WHAT IS REQUIRED:
Your task is to repeat the lines below exactly, excluding any pictures they contain.

[Stored data entries]
================================

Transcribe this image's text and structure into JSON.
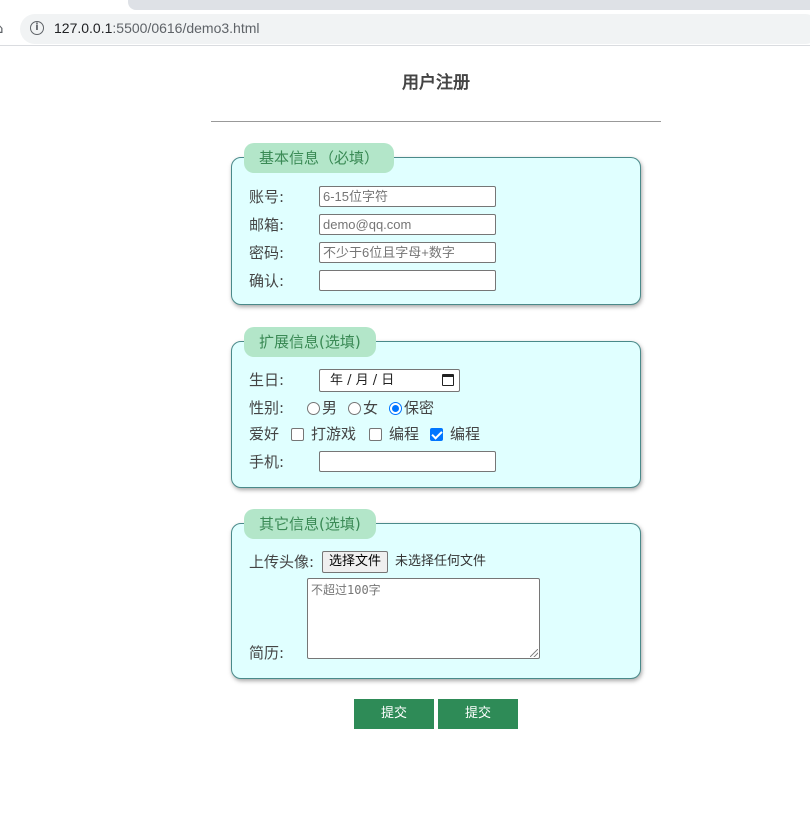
{
  "browser": {
    "url_host": "127.0.0.1",
    "url_path": ":5500/0616/demo3.html"
  },
  "page": {
    "title": "用户注册"
  },
  "basic": {
    "legend": "基本信息（必填）",
    "account_label": "账号:",
    "account_placeholder": "6-15位字符",
    "email_label": "邮箱:",
    "email_placeholder": "demo@qq.com",
    "password_label": "密码:",
    "password_placeholder": "不少于6位且字母+数字",
    "confirm_label": "确认:"
  },
  "extended": {
    "legend": "扩展信息(选填)",
    "birthday_label": "生日:",
    "birthday_value": "年 / 月 / 日",
    "gender_label": "性别:",
    "gender_options": [
      "男",
      "女",
      "保密"
    ],
    "gender_selected": "保密",
    "hobby_label": "爱好",
    "hobby_options": [
      "打游戏",
      "编程",
      "编程"
    ],
    "hobby_checked": [
      false,
      false,
      true
    ],
    "phone_label": "手机:"
  },
  "other": {
    "legend": "其它信息(选填)",
    "avatar_label": "上传头像:",
    "file_button": "选择文件",
    "file_status": "未选择任何文件",
    "resume_label": "简历:",
    "resume_placeholder": "不超过100字"
  },
  "buttons": [
    "提交",
    "提交"
  ],
  "colors": {
    "section_bg": "#e0ffff",
    "legend_bg": "#b3e6c9",
    "button_bg": "#2e8b57",
    "radio_accent": "#0075ff"
  }
}
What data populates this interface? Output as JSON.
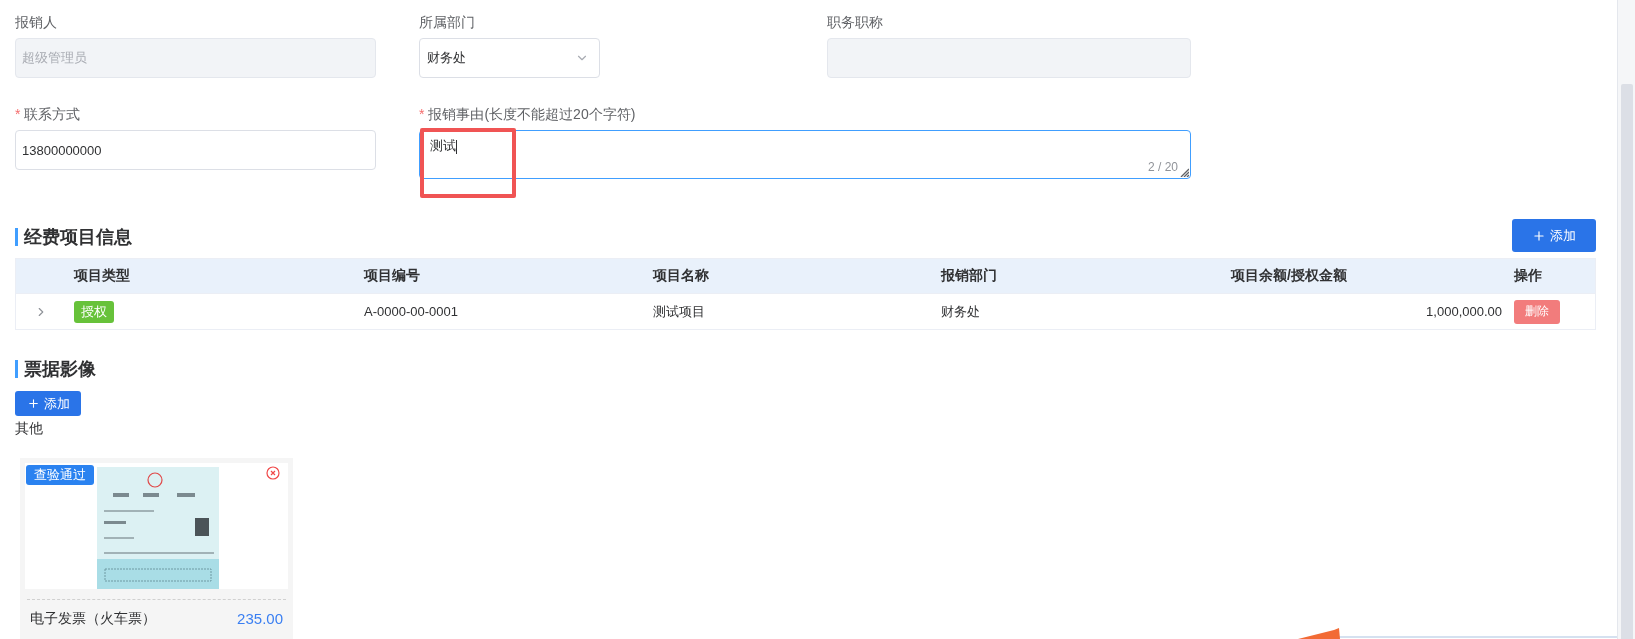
{
  "form": {
    "fields": [
      {
        "label": "报销人",
        "kind": "input",
        "value": "超级管理员",
        "disabled": true
      },
      {
        "label": "所属部门",
        "kind": "select",
        "value": "财务处",
        "disabled": false
      },
      {
        "label": "职务职称",
        "kind": "input",
        "disabled": true
      },
      {
        "label": "联系方式",
        "required_mark": "*",
        "kind": "input",
        "value": "13800000000",
        "disabled": false
      },
      {
        "label": "报销事由(长度不能超过20个字符)",
        "required_mark": "*",
        "kind": "textarea",
        "value": "测试",
        "counter": "2 / 20",
        "focused": true,
        "highlighted": true
      }
    ]
  },
  "funding": {
    "title": "经费项目信息",
    "add_button": "添加",
    "columns": [
      "项目类型",
      "项目编号",
      "项目名称",
      "报销部门",
      "项目余额/授权金额",
      "操作"
    ],
    "rows": [
      {
        "expanded": false,
        "type_tag": "授权",
        "color": "#67c23a",
        "number": "A-0000-00-0001",
        "name": "测试项目",
        "dept": "财务处",
        "amount": "1,000,000.00",
        "action": "删除"
      }
    ]
  },
  "receipts": {
    "title": "票据影像",
    "add_button": "添加",
    "group": "其他",
    "cards": [
      {
        "badge": "查验通过",
        "kind": "picture",
        "title": "电子发票（火车票）",
        "amount": "235.00"
      }
    ]
  }
}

================================

TASK ANSWER:
Transcribe this image's text and structure into JSON.
{
  "browser": {
    "url_host": "127.0.0.1",
    "url_path": ":5500/0616/demo3.html"
  },
  "page": {
    "title": "用户注册"
  },
  "basic": {
    "legend": "基本信息（必填）",
    "account_label": "账号:",
    "account_placeholder": "6-15位字符",
    "email_label": "邮箱:",
    "email_placeholder": "demo@qq.com",
    "password_label": "密码:",
    "password_placeholder": "不少于6位且字母+数字",
    "confirm_label": "确认:"
  },
  "extended": {
    "legend": "扩展信息(选填)",
    "birthday_label": "生日:",
    "birthday_value": "年 / 月 / 日",
    "gender_label": "性别:",
    "gender_options": [
      "男",
      "女",
      "保密"
    ],
    "gender_selected": "保密",
    "hobby_label": "爱好",
    "hobby_options": [
      "打游戏",
      "编程",
      "编程"
    ],
    "hobby_checked": [
      false,
      false,
      true
    ],
    "phone_label": "手机:"
  },
  "other": {
    "legend": "其它信息(选填)",
    "avatar_label": "上传头像:",
    "file_button": "选择文件",
    "file_status": "未选择任何文件",
    "resume_label": "简历:",
    "resume_placeholder": "不超过100字"
  },
  "buttons": [
    "提交",
    "提交"
  ],
  "colors": {
    "section_bg": "#e0ffff",
    "legend_bg": "#b3e6c9",
    "button_bg": "#2e8b57",
    "radio_accent": "#0075ff"
  }
}
What data populates this interface? Output as JSON.
{
  "form": {
    "fields": [
      {
        "label": "报销人",
        "kind": "input",
        "value": "超级管理员",
        "disabled": true
      },
      {
        "label": "所属部门",
        "kind": "select",
        "value": "财务处",
        "disabled": false
      },
      {
        "label": "职务职称",
        "kind": "input",
        "disabled": true
      },
      {
        "label": "联系方式",
        "required_mark": "*",
        "kind": "input",
        "value": "13800000000",
        "disabled": false
      },
      {
        "label": "报销事由(长度不能超过20个字符)",
        "required_mark": "*",
        "kind": "textarea",
        "value": "测试",
        "counter": "2 / 20",
        "focused": true,
        "highlighted": true
      }
    ]
  },
  "funding": {
    "title": "经费项目信息",
    "add_button": "添加",
    "columns": [
      "项目类型",
      "项目编号",
      "项目名称",
      "报销部门",
      "项目余额/授权金额",
      "操作"
    ],
    "rows": [
      {
        "expanded": false,
        "type_tag": "授权",
        "color": "#67c23a",
        "number": "A-0000-00-0001",
        "name": "测试项目",
        "dept": "财务处",
        "amount": "1,000,000.00",
        "action": "删除"
      }
    ]
  },
  "receipts": {
    "title": "票据影像",
    "add_button": "添加",
    "group": "其他",
    "cards": [
      {
        "badge": "查验通过",
        "kind": "picture",
        "title": "电子发票（火车票）",
        "amount": "235.00"
      }
    ]
  }
}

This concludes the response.